▸ **Challenge**
Every line holding the word "Keyword" counts once. Give the total, nothing more.

▸ **Extracted material**

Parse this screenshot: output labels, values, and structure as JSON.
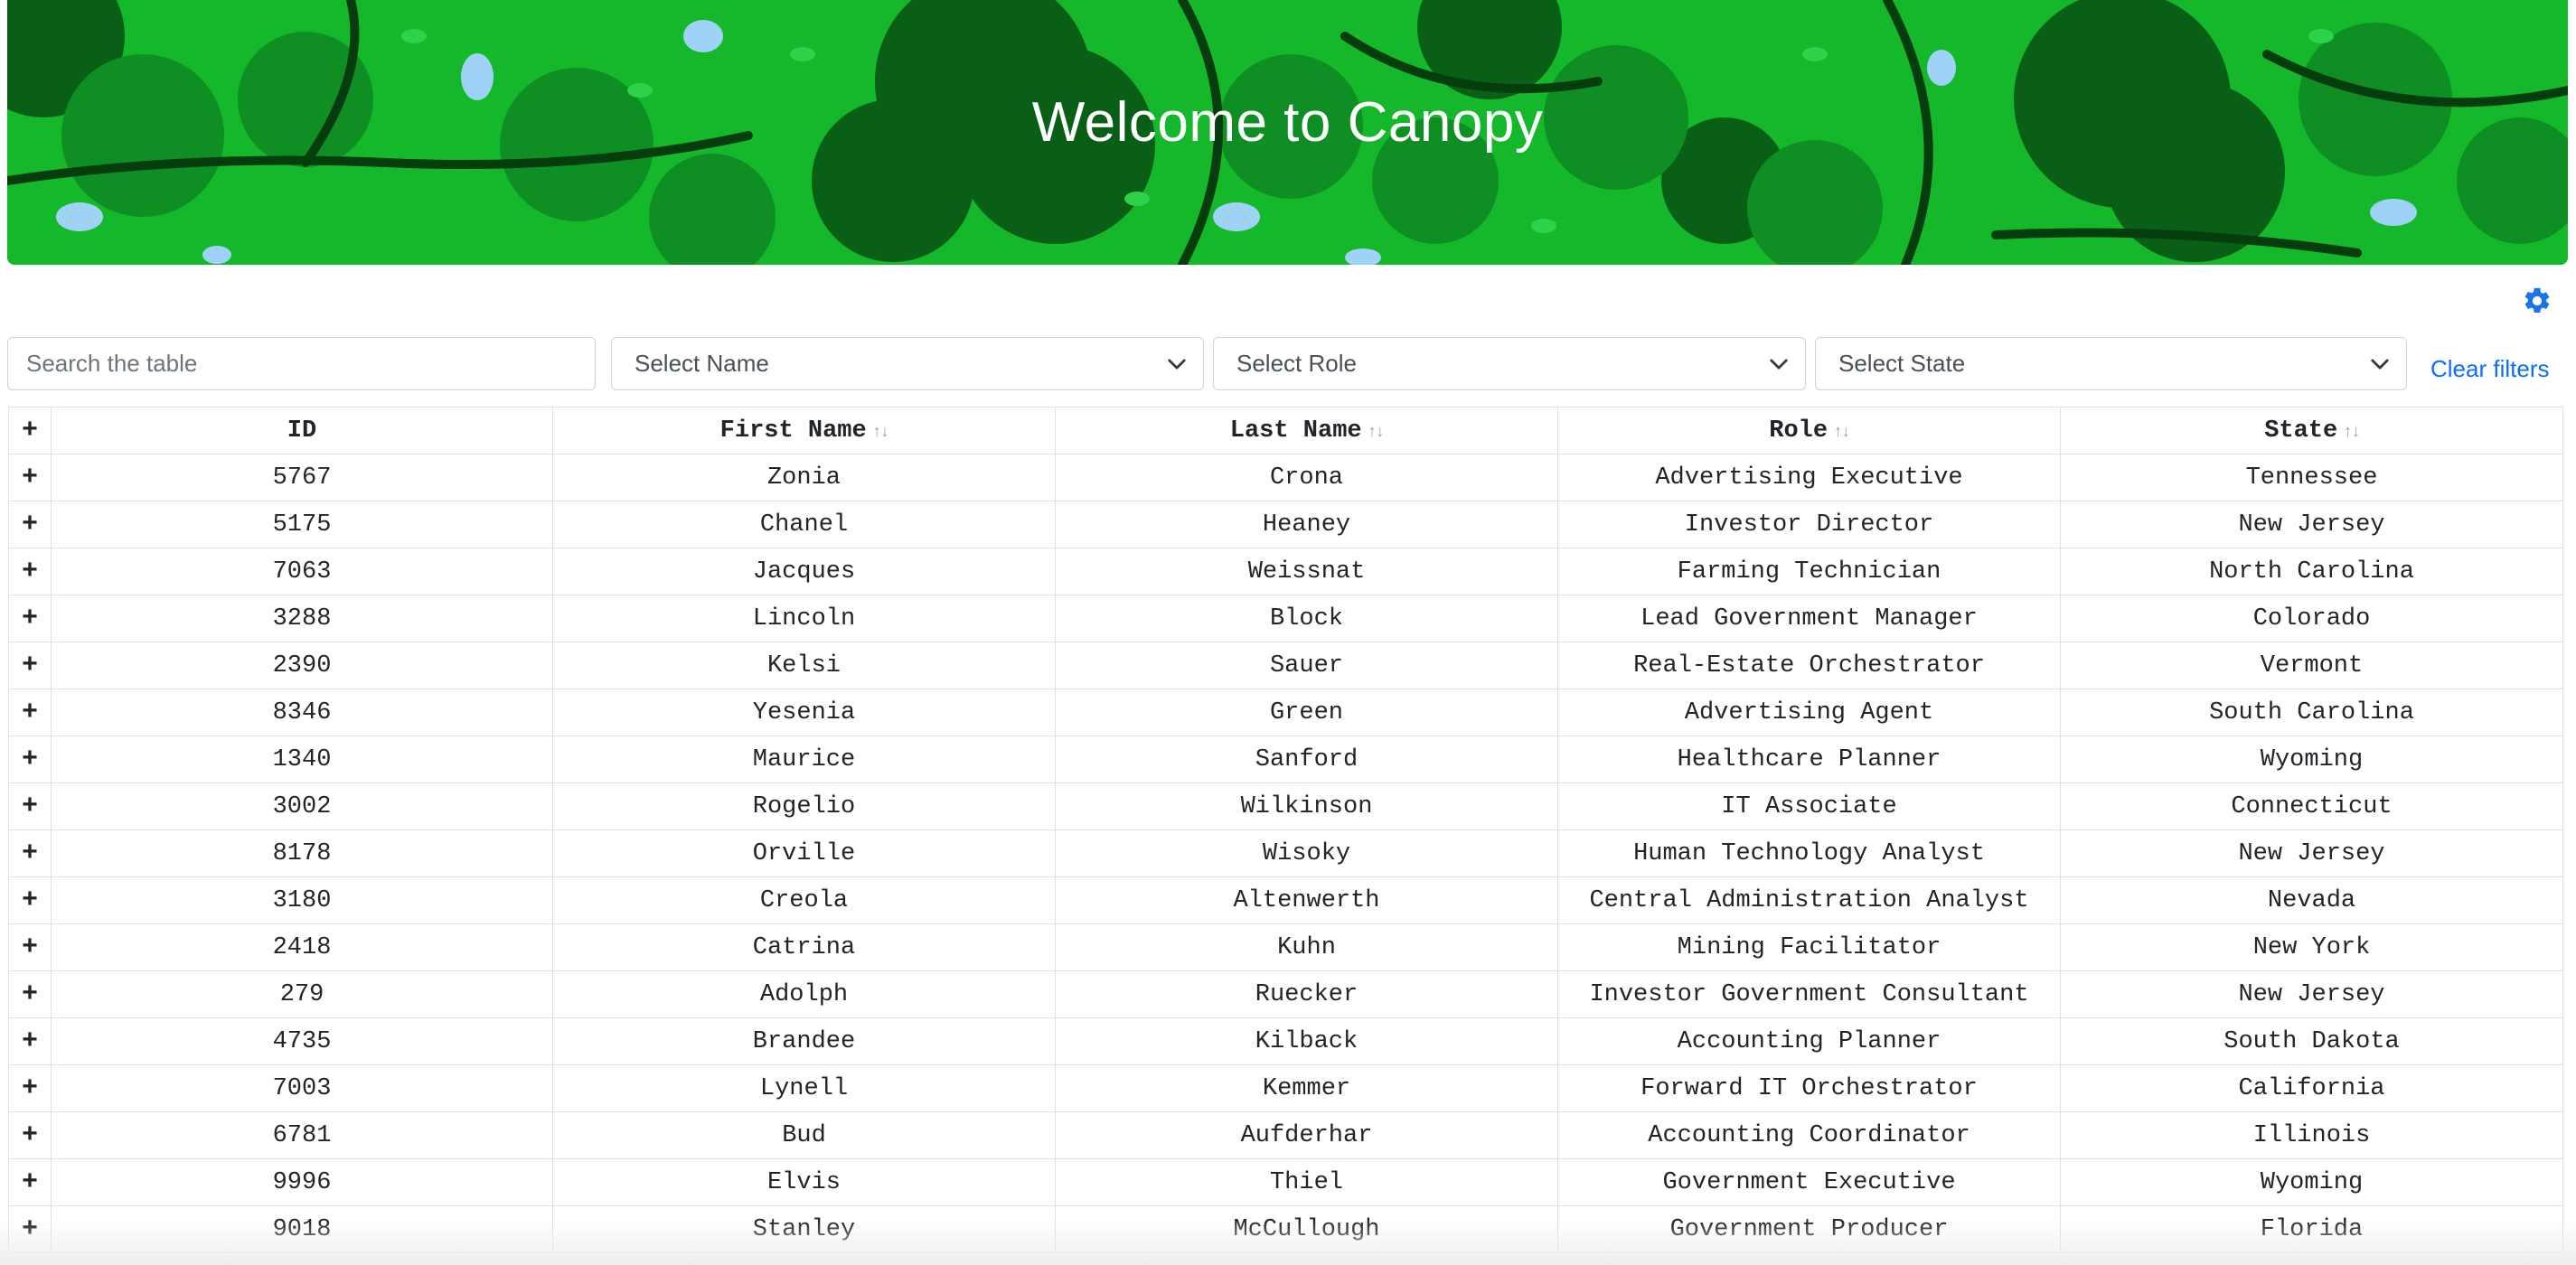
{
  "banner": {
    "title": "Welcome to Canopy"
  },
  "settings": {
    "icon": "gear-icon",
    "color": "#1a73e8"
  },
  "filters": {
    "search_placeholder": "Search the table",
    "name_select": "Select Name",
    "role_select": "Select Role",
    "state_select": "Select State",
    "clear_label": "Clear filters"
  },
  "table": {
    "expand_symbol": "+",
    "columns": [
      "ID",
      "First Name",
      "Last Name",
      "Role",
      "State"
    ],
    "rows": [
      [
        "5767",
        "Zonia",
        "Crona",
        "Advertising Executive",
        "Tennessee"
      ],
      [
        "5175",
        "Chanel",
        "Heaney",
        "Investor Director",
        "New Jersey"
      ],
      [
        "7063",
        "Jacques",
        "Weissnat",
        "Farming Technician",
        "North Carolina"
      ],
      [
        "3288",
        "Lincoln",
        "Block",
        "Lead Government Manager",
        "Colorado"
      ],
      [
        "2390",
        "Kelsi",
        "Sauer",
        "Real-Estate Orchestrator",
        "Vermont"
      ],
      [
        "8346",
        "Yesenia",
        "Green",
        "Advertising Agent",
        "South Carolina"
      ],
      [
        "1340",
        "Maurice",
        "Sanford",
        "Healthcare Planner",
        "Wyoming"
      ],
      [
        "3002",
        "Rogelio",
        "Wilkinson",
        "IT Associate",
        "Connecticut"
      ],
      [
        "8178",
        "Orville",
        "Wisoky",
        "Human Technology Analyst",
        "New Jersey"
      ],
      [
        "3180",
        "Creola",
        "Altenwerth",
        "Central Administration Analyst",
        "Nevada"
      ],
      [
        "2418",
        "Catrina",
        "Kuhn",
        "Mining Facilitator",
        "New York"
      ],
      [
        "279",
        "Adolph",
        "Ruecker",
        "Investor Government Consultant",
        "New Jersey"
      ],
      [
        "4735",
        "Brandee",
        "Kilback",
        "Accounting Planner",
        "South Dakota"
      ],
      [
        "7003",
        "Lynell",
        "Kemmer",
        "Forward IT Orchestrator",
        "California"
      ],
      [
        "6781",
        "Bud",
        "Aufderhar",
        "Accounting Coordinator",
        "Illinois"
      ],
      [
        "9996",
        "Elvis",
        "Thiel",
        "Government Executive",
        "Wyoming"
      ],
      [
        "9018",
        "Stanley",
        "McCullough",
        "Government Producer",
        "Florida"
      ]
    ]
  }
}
...
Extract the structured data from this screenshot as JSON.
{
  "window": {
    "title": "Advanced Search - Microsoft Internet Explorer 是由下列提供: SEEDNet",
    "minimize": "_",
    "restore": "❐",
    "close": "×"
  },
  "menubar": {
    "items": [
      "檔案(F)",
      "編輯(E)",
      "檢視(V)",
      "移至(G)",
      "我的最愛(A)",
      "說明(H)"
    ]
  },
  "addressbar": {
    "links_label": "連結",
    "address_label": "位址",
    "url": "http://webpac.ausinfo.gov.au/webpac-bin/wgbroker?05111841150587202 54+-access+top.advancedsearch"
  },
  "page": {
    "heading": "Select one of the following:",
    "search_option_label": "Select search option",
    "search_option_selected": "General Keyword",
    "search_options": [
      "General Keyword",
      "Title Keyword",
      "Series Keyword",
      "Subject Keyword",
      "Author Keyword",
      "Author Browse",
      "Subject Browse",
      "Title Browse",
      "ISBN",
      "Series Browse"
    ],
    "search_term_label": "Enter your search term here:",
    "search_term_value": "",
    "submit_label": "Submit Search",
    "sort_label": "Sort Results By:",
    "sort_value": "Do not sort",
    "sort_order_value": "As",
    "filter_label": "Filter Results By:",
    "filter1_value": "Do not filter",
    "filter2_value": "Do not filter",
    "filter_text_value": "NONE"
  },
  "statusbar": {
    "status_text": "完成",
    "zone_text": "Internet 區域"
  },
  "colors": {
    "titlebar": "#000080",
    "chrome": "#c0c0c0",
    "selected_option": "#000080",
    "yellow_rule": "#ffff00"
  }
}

▸ **Task result**
6